Direction
All of the records below need to be copied exactly.

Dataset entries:
+--

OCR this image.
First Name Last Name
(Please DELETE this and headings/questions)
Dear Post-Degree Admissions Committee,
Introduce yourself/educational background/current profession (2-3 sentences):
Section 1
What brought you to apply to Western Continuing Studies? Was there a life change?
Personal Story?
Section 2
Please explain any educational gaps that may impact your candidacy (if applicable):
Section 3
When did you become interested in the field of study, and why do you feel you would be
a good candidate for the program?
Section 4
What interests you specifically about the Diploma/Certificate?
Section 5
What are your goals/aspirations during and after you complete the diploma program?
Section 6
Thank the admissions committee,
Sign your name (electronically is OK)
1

+--

Result for this task
OCR this image.
First Name Last Name
(Please DELETE this and headings/questions)
Dear Post-Degree Admissions Committee,
Introduce yourself/educational background/current profession (2-3 sentences):
Section 1
What brought you to apply to Western Continuing Studies? Was there a life change?
Personal Story?
Section 2
Please explain any educational gaps that may impact your candidacy (if applicable):
Section 3
When did you become interested in the field of study, and why do you feel you would be
a good candidate for the program?
Section 4
What interests you specifically about the Diploma/Certificate?
Section 5
What are your goals/aspirations during and after you complete the diploma program?
Section 6
Thank the admissions committee,
Sign your name (electronically is OK)
1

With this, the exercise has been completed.